> [EXERCISE DIRECTIONS] Find the lines that contain the word "data" and copy each one.

* * * *

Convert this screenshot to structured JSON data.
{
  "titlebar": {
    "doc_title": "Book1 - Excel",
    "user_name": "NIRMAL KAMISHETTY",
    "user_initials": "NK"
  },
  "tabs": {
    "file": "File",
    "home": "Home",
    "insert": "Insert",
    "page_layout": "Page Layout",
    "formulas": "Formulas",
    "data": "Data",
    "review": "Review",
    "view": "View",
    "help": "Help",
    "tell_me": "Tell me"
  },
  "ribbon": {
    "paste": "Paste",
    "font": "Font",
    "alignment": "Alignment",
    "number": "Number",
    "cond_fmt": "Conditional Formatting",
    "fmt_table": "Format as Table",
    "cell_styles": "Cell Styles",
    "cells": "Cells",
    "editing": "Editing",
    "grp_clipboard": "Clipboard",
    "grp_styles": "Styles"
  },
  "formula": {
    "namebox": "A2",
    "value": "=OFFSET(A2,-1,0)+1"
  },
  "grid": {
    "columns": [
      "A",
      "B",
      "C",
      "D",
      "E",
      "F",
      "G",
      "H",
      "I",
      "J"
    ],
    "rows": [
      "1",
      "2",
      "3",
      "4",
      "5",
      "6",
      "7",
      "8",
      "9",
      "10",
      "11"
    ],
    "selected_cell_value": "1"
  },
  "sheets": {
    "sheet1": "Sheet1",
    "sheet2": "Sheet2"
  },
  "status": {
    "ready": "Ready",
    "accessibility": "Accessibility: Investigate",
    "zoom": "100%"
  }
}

* * * *

> [EXERCISE RESPONSE]
Convert this screenshot to structured JSON data.
    "data": "Data",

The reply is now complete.